**What is expected:** How many lines of the listing below contain the string "title"? Reply with the number alone.

Collection entries:
━━━━━━━━━━━━━━━━━━━━

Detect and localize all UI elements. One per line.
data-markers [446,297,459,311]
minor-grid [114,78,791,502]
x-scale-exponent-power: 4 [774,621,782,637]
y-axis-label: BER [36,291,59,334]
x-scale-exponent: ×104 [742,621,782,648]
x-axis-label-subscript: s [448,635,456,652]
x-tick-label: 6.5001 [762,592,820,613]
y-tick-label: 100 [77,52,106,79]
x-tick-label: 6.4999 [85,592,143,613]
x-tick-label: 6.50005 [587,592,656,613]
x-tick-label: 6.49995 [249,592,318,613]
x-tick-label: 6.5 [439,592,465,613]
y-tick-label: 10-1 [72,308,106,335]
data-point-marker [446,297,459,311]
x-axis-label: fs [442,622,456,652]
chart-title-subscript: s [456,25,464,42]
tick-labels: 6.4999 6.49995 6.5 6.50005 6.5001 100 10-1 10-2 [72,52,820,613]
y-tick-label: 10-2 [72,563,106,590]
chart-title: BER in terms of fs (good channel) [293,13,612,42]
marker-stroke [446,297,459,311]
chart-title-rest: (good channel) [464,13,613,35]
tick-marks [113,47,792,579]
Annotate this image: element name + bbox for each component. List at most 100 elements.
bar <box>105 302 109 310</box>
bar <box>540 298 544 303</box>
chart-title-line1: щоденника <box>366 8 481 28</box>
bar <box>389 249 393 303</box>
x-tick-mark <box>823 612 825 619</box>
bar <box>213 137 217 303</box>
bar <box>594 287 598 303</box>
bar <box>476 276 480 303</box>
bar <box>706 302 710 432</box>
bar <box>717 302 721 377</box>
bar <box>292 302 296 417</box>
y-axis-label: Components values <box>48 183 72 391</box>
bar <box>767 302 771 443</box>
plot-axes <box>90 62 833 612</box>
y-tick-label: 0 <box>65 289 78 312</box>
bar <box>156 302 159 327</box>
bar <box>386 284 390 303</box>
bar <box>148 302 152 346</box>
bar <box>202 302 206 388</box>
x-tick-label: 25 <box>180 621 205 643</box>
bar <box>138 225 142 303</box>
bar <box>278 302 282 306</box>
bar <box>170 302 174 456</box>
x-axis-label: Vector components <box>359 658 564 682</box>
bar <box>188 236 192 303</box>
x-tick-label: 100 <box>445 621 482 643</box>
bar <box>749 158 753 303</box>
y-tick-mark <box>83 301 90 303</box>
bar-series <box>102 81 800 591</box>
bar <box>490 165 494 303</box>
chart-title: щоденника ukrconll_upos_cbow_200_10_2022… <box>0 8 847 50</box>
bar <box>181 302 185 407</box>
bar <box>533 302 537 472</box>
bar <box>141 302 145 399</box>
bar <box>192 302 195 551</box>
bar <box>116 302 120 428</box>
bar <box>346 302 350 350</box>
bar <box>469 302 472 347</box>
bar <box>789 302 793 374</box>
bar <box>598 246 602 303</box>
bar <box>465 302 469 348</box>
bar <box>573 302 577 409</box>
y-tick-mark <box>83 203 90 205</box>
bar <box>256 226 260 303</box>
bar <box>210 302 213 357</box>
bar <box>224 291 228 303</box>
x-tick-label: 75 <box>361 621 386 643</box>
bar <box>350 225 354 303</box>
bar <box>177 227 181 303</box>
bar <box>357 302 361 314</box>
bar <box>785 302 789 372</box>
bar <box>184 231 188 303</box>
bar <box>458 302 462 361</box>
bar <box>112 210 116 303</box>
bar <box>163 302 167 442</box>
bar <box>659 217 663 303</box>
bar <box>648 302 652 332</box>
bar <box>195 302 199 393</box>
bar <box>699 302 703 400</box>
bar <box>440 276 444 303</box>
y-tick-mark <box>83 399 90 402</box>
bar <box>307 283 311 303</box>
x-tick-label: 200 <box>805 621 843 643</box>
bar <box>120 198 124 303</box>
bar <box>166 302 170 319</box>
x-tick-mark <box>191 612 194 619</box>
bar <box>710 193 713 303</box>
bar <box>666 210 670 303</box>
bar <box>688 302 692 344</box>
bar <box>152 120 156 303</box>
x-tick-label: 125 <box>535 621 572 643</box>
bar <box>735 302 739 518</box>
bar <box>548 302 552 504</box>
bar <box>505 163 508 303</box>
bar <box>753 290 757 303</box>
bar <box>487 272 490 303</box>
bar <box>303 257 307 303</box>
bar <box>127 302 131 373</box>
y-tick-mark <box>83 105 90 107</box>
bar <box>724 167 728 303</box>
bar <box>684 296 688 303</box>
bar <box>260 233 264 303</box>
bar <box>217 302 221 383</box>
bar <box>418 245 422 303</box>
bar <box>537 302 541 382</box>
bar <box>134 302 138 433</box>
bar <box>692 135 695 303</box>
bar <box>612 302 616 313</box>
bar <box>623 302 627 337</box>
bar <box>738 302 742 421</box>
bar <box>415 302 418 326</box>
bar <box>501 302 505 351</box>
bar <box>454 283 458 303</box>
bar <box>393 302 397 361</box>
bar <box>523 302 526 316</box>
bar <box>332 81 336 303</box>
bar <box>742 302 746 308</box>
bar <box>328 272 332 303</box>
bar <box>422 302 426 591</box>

━━━━━━━━━━━━━━━━━━━━

**Answer for this exercise:** 5